→ What the exercise asks
Search the records for "있습니다". Copy every line where it appears.

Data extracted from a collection
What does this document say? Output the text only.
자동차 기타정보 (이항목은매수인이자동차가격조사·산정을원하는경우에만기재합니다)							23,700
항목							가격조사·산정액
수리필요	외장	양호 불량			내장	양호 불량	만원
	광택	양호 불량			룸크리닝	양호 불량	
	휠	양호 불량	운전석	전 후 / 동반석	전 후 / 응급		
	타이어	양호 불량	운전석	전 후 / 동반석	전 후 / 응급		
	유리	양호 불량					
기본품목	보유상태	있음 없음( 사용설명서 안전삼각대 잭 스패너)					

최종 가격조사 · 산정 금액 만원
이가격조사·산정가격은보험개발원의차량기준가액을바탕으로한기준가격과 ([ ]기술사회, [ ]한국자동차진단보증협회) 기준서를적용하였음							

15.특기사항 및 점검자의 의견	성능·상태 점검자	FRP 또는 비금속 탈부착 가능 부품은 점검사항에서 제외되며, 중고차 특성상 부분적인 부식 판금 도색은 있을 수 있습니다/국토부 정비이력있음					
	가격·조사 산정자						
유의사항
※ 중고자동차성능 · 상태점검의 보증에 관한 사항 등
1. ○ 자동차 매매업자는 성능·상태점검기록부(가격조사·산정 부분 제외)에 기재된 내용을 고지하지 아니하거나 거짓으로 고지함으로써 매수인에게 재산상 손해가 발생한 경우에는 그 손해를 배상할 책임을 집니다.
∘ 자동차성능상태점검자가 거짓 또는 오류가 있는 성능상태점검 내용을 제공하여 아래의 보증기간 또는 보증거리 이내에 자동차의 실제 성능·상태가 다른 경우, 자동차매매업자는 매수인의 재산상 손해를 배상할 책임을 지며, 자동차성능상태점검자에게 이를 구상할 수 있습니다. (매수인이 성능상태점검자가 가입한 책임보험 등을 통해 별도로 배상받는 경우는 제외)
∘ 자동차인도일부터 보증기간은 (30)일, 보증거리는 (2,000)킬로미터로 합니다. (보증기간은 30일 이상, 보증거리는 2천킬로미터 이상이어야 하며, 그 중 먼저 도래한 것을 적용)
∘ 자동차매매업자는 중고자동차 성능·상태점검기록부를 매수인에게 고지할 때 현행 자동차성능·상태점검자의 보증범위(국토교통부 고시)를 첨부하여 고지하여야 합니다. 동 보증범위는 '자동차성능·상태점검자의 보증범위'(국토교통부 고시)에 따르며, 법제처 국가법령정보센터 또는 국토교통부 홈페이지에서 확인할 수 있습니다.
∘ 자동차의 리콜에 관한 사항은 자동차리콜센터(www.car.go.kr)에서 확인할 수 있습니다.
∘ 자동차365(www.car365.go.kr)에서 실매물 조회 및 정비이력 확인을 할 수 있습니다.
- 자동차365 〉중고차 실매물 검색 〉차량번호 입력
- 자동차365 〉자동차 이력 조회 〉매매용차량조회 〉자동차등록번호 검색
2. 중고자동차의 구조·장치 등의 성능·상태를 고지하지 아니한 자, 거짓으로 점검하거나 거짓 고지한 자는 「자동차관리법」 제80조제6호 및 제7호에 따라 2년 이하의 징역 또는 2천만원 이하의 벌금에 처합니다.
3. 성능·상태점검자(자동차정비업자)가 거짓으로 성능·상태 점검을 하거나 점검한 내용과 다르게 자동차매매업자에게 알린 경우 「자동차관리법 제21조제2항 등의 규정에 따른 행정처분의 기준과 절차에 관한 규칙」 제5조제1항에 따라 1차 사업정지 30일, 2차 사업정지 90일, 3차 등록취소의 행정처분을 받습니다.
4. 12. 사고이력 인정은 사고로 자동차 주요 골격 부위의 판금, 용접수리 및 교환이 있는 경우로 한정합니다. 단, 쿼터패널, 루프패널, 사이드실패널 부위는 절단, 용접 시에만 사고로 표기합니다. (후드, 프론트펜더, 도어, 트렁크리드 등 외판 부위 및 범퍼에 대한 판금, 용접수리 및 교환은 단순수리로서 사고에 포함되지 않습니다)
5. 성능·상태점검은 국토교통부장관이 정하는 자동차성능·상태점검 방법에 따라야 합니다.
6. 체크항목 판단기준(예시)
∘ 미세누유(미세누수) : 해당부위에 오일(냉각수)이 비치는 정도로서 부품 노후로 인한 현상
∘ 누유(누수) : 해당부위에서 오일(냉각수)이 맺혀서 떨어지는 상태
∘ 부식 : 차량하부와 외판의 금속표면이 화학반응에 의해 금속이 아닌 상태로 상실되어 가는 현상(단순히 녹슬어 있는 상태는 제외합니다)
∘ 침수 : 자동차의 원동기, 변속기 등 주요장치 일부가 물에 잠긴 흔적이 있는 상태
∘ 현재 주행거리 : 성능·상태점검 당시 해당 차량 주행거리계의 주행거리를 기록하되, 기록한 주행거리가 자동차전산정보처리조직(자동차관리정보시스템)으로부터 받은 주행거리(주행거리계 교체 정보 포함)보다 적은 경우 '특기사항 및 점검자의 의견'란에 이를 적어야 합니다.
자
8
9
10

→ Solution to this exercise
15.특기사항 및 점검자의 의견	성능·상태 점검자	FRP 또는 비금속 탈부착 가능 부품은 점검사항에서 제외되며, 중고차 특성상 부분적인 부식 판금 도색은 있을 수 있습니다/국토부 정비이력있음					
∘ 자동차성능상태점검자가 거짓 또는 오류가 있는 성능상태점검 내용을 제공하여 아래의 보증기간 또는 보증거리 이내에 자동차의 실제 성능·상태가 다른 경우, 자동차매매업자는 매수인의 재산상 손해를 배상할 책임을 지며, 자동차성능상태점검자에게 이를 구상할 수 있습니다. (매수인이 성능상태점검자가 가입한 책임보험 등을 통해 별도로 배상받는 경우는 제외)
∘ 자동차매매업자는 중고자동차 성능·상태점검기록부를 매수인에게 고지할 때 현행 자동차성능·상태점검자의 보증범위(국토교통부 고시)를 첨부하여 고지하여야 합니다. 동 보증범위는 '자동차성능·상태점검자의 보증범위'(국토교통부 고시)에 따르며, 법제처 국가법령정보센터 또는 국토교통부 홈페이지에서 확인할 수 있습니다.
∘ 자동차의 리콜에 관한 사항은 자동차리콜센터(www.car.go.kr)에서 확인할 수 있습니다.
∘ 자동차365(www.car365.go.kr)에서 실매물 조회 및 정비이력 확인을 할 수 있습니다.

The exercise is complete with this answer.